PROBLEM TO SOLVE: Retype everything in the listing, leaving each line exactly as it is.

====

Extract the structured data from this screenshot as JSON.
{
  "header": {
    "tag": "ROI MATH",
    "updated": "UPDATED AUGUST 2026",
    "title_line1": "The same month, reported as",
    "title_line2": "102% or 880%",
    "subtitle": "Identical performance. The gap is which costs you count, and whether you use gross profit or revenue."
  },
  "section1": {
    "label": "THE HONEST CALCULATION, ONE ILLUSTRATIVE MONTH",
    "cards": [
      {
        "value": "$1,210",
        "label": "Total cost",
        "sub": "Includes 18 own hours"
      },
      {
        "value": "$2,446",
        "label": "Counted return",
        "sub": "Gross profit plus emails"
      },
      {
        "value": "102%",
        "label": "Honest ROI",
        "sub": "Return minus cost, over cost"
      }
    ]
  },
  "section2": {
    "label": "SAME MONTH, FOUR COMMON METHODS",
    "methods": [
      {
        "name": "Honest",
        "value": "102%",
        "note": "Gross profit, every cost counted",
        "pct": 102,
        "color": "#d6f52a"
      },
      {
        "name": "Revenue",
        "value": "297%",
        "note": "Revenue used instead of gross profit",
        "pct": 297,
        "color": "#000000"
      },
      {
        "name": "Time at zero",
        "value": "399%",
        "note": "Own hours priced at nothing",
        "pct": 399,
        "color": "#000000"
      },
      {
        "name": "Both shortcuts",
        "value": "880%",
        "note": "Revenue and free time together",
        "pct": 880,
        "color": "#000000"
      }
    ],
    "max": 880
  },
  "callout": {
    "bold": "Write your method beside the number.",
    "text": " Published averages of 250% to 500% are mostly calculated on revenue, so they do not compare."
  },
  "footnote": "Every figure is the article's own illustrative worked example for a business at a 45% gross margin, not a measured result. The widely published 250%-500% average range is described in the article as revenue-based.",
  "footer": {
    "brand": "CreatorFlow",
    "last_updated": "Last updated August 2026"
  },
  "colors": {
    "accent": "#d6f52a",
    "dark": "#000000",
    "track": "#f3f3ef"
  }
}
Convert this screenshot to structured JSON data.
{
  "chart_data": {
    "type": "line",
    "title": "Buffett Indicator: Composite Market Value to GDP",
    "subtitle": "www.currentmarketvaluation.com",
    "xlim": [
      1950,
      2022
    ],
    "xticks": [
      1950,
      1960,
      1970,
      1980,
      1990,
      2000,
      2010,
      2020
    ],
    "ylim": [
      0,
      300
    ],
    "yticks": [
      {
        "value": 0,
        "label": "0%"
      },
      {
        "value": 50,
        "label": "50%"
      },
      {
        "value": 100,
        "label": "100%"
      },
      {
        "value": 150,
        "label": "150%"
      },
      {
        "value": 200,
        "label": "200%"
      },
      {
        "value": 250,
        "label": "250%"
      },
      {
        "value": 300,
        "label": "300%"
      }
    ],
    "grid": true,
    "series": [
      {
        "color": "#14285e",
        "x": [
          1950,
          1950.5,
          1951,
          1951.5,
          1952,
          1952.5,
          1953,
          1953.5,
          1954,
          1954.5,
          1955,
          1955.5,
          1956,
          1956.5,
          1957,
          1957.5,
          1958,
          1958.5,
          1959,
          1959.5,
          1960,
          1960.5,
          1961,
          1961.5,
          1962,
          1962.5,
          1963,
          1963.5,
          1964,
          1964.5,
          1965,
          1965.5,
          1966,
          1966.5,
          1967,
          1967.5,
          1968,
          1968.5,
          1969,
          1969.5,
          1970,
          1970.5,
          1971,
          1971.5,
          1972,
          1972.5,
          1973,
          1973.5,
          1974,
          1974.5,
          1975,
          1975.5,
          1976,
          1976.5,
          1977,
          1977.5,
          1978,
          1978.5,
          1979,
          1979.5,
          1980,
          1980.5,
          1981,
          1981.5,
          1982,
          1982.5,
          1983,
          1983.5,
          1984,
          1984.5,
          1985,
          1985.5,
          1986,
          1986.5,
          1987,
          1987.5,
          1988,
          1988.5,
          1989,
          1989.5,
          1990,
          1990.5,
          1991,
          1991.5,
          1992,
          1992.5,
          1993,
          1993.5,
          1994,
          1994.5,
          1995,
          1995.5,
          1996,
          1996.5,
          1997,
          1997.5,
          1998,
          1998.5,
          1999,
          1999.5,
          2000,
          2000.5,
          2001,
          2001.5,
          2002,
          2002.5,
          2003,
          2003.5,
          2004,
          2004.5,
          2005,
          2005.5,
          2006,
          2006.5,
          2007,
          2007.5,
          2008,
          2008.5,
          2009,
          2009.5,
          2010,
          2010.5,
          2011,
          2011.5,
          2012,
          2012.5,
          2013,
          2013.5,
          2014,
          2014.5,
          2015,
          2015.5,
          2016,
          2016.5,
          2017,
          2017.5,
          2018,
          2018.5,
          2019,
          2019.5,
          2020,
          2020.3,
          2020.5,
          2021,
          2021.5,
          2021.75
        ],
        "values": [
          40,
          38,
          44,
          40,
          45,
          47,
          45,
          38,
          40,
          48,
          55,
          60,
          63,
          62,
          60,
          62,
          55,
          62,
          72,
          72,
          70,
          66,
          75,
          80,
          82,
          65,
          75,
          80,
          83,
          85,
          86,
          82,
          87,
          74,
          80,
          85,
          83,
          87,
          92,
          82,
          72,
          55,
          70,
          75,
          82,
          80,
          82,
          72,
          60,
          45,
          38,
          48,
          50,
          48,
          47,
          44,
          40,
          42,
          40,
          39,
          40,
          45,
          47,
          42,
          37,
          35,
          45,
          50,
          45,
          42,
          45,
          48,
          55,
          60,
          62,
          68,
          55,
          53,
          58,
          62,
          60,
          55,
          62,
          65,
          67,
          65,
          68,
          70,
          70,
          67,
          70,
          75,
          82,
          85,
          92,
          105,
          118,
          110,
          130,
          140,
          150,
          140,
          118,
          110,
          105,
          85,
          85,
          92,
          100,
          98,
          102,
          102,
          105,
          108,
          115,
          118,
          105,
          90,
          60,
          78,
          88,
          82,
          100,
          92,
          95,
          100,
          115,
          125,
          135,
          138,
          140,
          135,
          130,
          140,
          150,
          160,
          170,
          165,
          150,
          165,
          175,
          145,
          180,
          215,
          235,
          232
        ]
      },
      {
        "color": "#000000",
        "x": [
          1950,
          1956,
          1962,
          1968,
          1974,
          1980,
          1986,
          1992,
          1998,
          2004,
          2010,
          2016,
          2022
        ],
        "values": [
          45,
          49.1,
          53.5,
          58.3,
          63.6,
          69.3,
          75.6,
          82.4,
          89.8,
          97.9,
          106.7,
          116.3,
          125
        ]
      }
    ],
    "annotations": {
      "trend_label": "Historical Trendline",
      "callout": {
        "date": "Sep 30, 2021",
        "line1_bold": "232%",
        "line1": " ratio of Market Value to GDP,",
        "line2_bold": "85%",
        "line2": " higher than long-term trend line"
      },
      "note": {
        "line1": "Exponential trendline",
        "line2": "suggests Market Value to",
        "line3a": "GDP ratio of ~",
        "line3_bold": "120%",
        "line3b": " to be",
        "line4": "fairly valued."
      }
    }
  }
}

====

FULL SOLUTION:
Extract the structured data from this screenshot as JSON.
{
  "header": {
    "tag": "ROI MATH",
    "updated": "UPDATED AUGUST 2026",
    "title_line1": "The same month, reported as",
    "title_line2": "102% or 880%",
    "subtitle": "Identical performance. The gap is which costs you count, and whether you use gross profit or revenue."
  },
  "section1": {
    "label": "THE HONEST CALCULATION, ONE ILLUSTRATIVE MONTH",
    "cards": [
      {
        "value": "$1,210",
        "label": "Total cost",
        "sub": "Includes 18 own hours"
      },
      {
        "value": "$2,446",
        "label": "Counted return",
        "sub": "Gross profit plus emails"
      },
      {
        "value": "102%",
        "label": "Honest ROI",
        "sub": "Return minus cost, over cost"
      }
    ]
  },
  "section2": {
    "label": "SAME MONTH, FOUR COMMON METHODS",
    "methods": [
      {
        "name": "Honest",
        "value": "102%",
        "note": "Gross profit, every cost counted",
        "pct": 102,
        "color": "#d6f52a"
      },
      {
        "name": "Revenue",
        "value": "297%",
        "note": "Revenue used instead of gross profit",
        "pct": 297,
        "color": "#000000"
      },
      {
        "name": "Time at zero",
        "value": "399%",
        "note": "Own hours priced at nothing",
        "pct": 399,
        "color": "#000000"
      },
      {
        "name": "Both shortcuts",
        "value": "880%",
        "note": "Revenue and free time together",
        "pct": 880,
        "color": "#000000"
      }
    ],
    "max": 880
  },
  "callout": {
    "bold": "Write your method beside the number.",
    "text": " Published averages of 250% to 500% are mostly calculated on revenue, so they do not compare."
  },
  "footnote": "Every figure is the article's own illustrative worked example for a business at a 45% gross margin, not a measured result. The widely published 250%-500% average range is described in the article as revenue-based.",
  "footer": {
    "brand": "CreatorFlow",
    "last_updated": "Last updated August 2026"
  },
  "colors": {
    "accent": "#d6f52a",
    "dark": "#000000",
    "track": "#f3f3ef"
  }
}
Convert this screenshot to structured JSON data.
{
  "chart_data": {
    "type": "line",
    "title": "Buffett Indicator: Composite Market Value to GDP",
    "subtitle": "www.currentmarketvaluation.com",
    "xlim": [
      1950,
      2022
    ],
    "xticks": [
      1950,
      1960,
      1970,
      1980,
      1990,
      2000,
      2010,
      2020
    ],
    "ylim": [
      0,
      300
    ],
    "yticks": [
      {
        "value": 0,
        "label": "0%"
      },
      {
        "value": 50,
        "label": "50%"
      },
      {
        "value": 100,
        "label": "100%"
      },
      {
        "value": 150,
        "label": "150%"
      },
      {
        "value": 200,
        "label": "200%"
      },
      {
        "value": 250,
        "label": "250%"
      },
      {
        "value": 300,
        "label": "300%"
      }
    ],
    "grid": true,
    "series": [
      {
        "color": "#14285e",
        "x": [
          1950,
          1950.5,
          1951,
          1951.5,
          1952,
          1952.5,
          1953,
          1953.5,
          1954,
          1954.5,
          1955,
          1955.5,
          1956,
          1956.5,
          1957,
          1957.5,
          1958,
          1958.5,
          1959,
          1959.5,
          1960,
          1960.5,
          1961,
          1961.5,
          1962,
          1962.5,
          1963,
          1963.5,
          1964,
          1964.5,
          1965,
          1965.5,
          1966,
          1966.5,
          1967,
          1967.5,
          1968,
          1968.5,
          1969,
          1969.5,
          1970,
          1970.5,
          1971,
          1971.5,
          1972,
          1972.5,
          1973,
          1973.5,
          1974,
          1974.5,
          1975,
          1975.5,
          1976,
          1976.5,
          1977,
          1977.5,
          1978,
          1978.5,
          1979,
          1979.5,
          1980,
          1980.5,
          1981,
          1981.5,
          1982,
          1982.5,
          1983,
          1983.5,
          1984,
          1984.5,
          1985,
          1985.5,
          1986,
          1986.5,
          1987,
          1987.5,
          1988,
          1988.5,
          1989,
          1989.5,
          1990,
          1990.5,
          1991,
          1991.5,
          1992,
          1992.5,
          1993,
          1993.5,
          1994,
          1994.5,
          1995,
          1995.5,
          1996,
          1996.5,
          1997,
          1997.5,
          1998,
          1998.5,
          1999,
          1999.5,
          2000,
          2000.5,
          2001,
          2001.5,
          2002,
          2002.5,
          2003,
          2003.5,
          2004,
          2004.5,
          2005,
          2005.5,
          2006,
          2006.5,
          2007,
          2007.5,
          2008,
          2008.5,
          2009,
          2009.5,
          2010,
          2010.5,
          2011,
          2011.5,
          2012,
          2012.5,
          2013,
          2013.5,
          2014,
          2014.5,
          2015,
          2015.5,
          2016,
          2016.5,
          2017,
          2017.5,
          2018,
          2018.5,
          2019,
          2019.5,
          2020,
          2020.3,
          2020.5,
          2021,
          2021.5,
          2021.75
        ],
        "values": [
          40,
          38,
          44,
          40,
          45,
          47,
          45,
          38,
          40,
          48,
          55,
          60,
          63,
          62,
          60,
          62,
          55,
          62,
          72,
          72,
          70,
          66,
          75,
          80,
          82,
          65,
          75,
          80,
          83,
          85,
          86,
          82,
          87,
          74,
          80,
          85,
          83,
          87,
          92,
          82,
          72,
          55,
          70,
          75,
          82,
          80,
          82,
          72,
          60,
          45,
          38,
          48,
          50,
          48,
          47,
          44,
          40,
          42,
          40,
          39,
          40,
          45,
          47,
          42,
          37,
          35,
          45,
          50,
          45,
          42,
          45,
          48,
          55,
          60,
          62,
          68,
          55,
          53,
          58,
          62,
          60,
          55,
          62,
          65,
          67,
          65,
          68,
          70,
          70,
          67,
          70,
          75,
          82,
          85,
          92,
          105,
          118,
          110,
          130,
          140,
          150,
          140,
          118,
          110,
          105,
          85,
          85,
          92,
          100,
          98,
          102,
          102,
          105,
          108,
          115,
          118,
          105,
          90,
          60,
          78,
          88,
          82,
          100,
          92,
          95,
          100,
          115,
          125,
          135,
          138,
          140,
          135,
          130,
          140,
          150,
          160,
          170,
          165,
          150,
          165,
          175,
          145,
          180,
          215,
          235,
          232
        ]
      },
      {
        "color": "#000000",
        "x": [
          1950,
          1956,
          1962,
          1968,
          1974,
          1980,
          1986,
          1992,
          1998,
          2004,
          2010,
          2016,
          2022
        ],
        "values": [
          45,
          49.1,
          53.5,
          58.3,
          63.6,
          69.3,
          75.6,
          82.4,
          89.8,
          97.9,
          106.7,
          116.3,
          125
        ]
      }
    ],
    "annotations": {
      "trend_label": "Historical Trendline",
      "callout": {
        "date": "Sep 30, 2021",
        "line1_bold": "232%",
        "line1": " ratio of Market Value to GDP,",
        "line2_bold": "85%",
        "line2": " higher than long-term trend line"
      },
      "note": {
        "line1": "Exponential trendline",
        "line2": "suggests Market Value to",
        "line3a": "GDP ratio of ~",
        "line3_bold": "120%",
        "line3b": " to be",
        "line4": "fairly valued."
      }
    }
  }
}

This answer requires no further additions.